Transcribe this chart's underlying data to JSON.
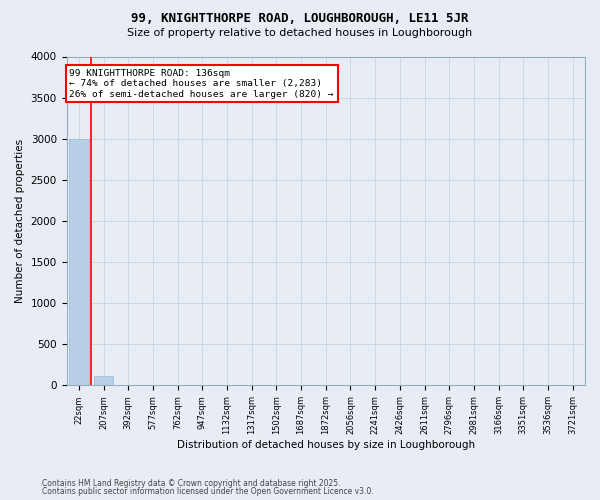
{
  "title1": "99, KNIGHTTHORPE ROAD, LOUGHBOROUGH, LE11 5JR",
  "title2": "Size of property relative to detached houses in Loughborough",
  "xlabel": "Distribution of detached houses by size in Loughborough",
  "ylabel": "Number of detached properties",
  "footer1": "Contains HM Land Registry data © Crown copyright and database right 2025.",
  "footer2": "Contains public sector information licensed under the Open Government Licence v3.0.",
  "annotation_line1": "99 KNIGHTTHORPE ROAD: 136sqm",
  "annotation_line2": "← 74% of detached houses are smaller (2,283)",
  "annotation_line3": "26% of semi-detached houses are larger (820) →",
  "bar_categories": [
    "22sqm",
    "207sqm",
    "392sqm",
    "577sqm",
    "762sqm",
    "947sqm",
    "1132sqm",
    "1317sqm",
    "1502sqm",
    "1687sqm",
    "1872sqm",
    "2056sqm",
    "2241sqm",
    "2426sqm",
    "2611sqm",
    "2796sqm",
    "2981sqm",
    "3166sqm",
    "3351sqm",
    "3536sqm",
    "3721sqm"
  ],
  "bar_values": [
    3000,
    120,
    0,
    0,
    0,
    0,
    0,
    0,
    0,
    0,
    0,
    0,
    0,
    0,
    0,
    0,
    0,
    0,
    0,
    0,
    0
  ],
  "bar_color": "#b8cfe8",
  "bar_edge_color": "#9ab8d8",
  "grid_color": "#c8d4e4",
  "bg_color": "#e8edf5",
  "red_line_x": 0.5,
  "ylim": [
    0,
    4000
  ],
  "yticks": [
    0,
    500,
    1000,
    1500,
    2000,
    2500,
    3000,
    3500,
    4000
  ]
}
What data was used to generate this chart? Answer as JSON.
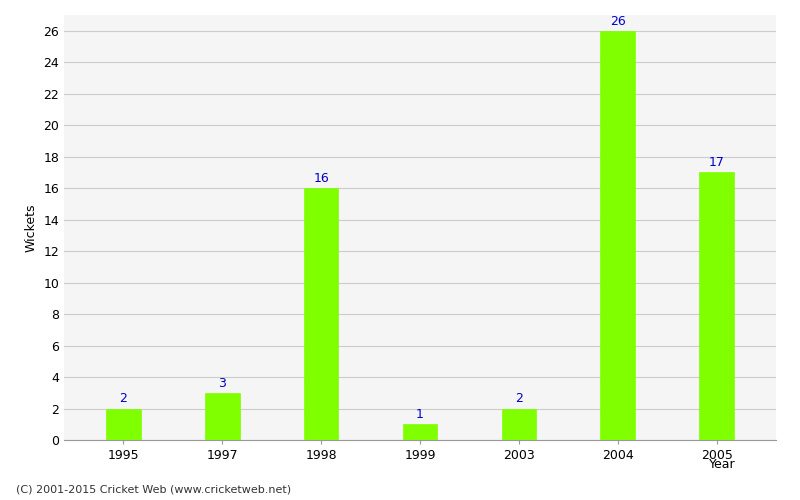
{
  "years": [
    "1995",
    "1997",
    "1998",
    "1999",
    "2003",
    "2004",
    "2005"
  ],
  "values": [
    2,
    3,
    16,
    1,
    2,
    26,
    17
  ],
  "bar_color": "#7fff00",
  "bar_edge_color": "#7fff00",
  "label_color": "#0000cc",
  "ylabel": "Wickets",
  "xlabel_right": "Year",
  "ylim": [
    0,
    27
  ],
  "yticks": [
    0,
    2,
    4,
    6,
    8,
    10,
    12,
    14,
    16,
    18,
    20,
    22,
    24,
    26
  ],
  "grid_color": "#cccccc",
  "plot_bg_color": "#f5f5f5",
  "footer": "(C) 2001-2015 Cricket Web (www.cricketweb.net)",
  "label_fontsize": 9,
  "axis_label_fontsize": 9,
  "tick_fontsize": 9,
  "footer_fontsize": 8,
  "bar_width": 0.35
}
········
▶ **AIM**:
Omit the pictures, then output the rest of the listing exactly.

▶ **RESULT OF THIS TASK**:
Transcribe this chart's underlying data to JSON.
{
  "title1": "99, KNIGHTTHORPE ROAD, LOUGHBOROUGH, LE11 5JR",
  "title2": "Size of property relative to detached houses in Loughborough",
  "xlabel": "Distribution of detached houses by size in Loughborough",
  "ylabel": "Number of detached properties",
  "footer1": "Contains HM Land Registry data © Crown copyright and database right 2025.",
  "footer2": "Contains public sector information licensed under the Open Government Licence v3.0.",
  "annotation_line1": "99 KNIGHTTHORPE ROAD: 136sqm",
  "annotation_line2": "← 74% of detached houses are smaller (2,283)",
  "annotation_line3": "26% of semi-detached houses are larger (820) →",
  "bar_categories": [
    "22sqm",
    "207sqm",
    "392sqm",
    "577sqm",
    "762sqm",
    "947sqm",
    "1132sqm",
    "1317sqm",
    "1502sqm",
    "1687sqm",
    "1872sqm",
    "2056sqm",
    "2241sqm",
    "2426sqm",
    "2611sqm",
    "2796sqm",
    "2981sqm",
    "3166sqm",
    "3351sqm",
    "3536sqm",
    "3721sqm"
  ],
  "bar_values": [
    3000,
    120,
    0,
    0,
    0,
    0,
    0,
    0,
    0,
    0,
    0,
    0,
    0,
    0,
    0,
    0,
    0,
    0,
    0,
    0,
    0
  ],
  "bar_color": "#b8cfe8",
  "bar_edge_color": "#9ab8d8",
  "grid_color": "#c8d4e4",
  "bg_color": "#e8edf5",
  "red_line_x": 0.5,
  "ylim": [
    0,
    4000
  ],
  "yticks": [
    0,
    500,
    1000,
    1500,
    2000,
    2500,
    3000,
    3500,
    4000
  ]
}
What data was used to generate this chart? Answer as JSON.
{
  "years": [
    "1995",
    "1997",
    "1998",
    "1999",
    "2003",
    "2004",
    "2005"
  ],
  "values": [
    2,
    3,
    16,
    1,
    2,
    26,
    17
  ],
  "bar_color": "#7fff00",
  "bar_edge_color": "#7fff00",
  "label_color": "#0000cc",
  "ylabel": "Wickets",
  "xlabel_right": "Year",
  "ylim": [
    0,
    27
  ],
  "yticks": [
    0,
    2,
    4,
    6,
    8,
    10,
    12,
    14,
    16,
    18,
    20,
    22,
    24,
    26
  ],
  "grid_color": "#cccccc",
  "plot_bg_color": "#f5f5f5",
  "footer": "(C) 2001-2015 Cricket Web (www.cricketweb.net)",
  "label_fontsize": 9,
  "axis_label_fontsize": 9,
  "tick_fontsize": 9,
  "footer_fontsize": 8,
  "bar_width": 0.35
}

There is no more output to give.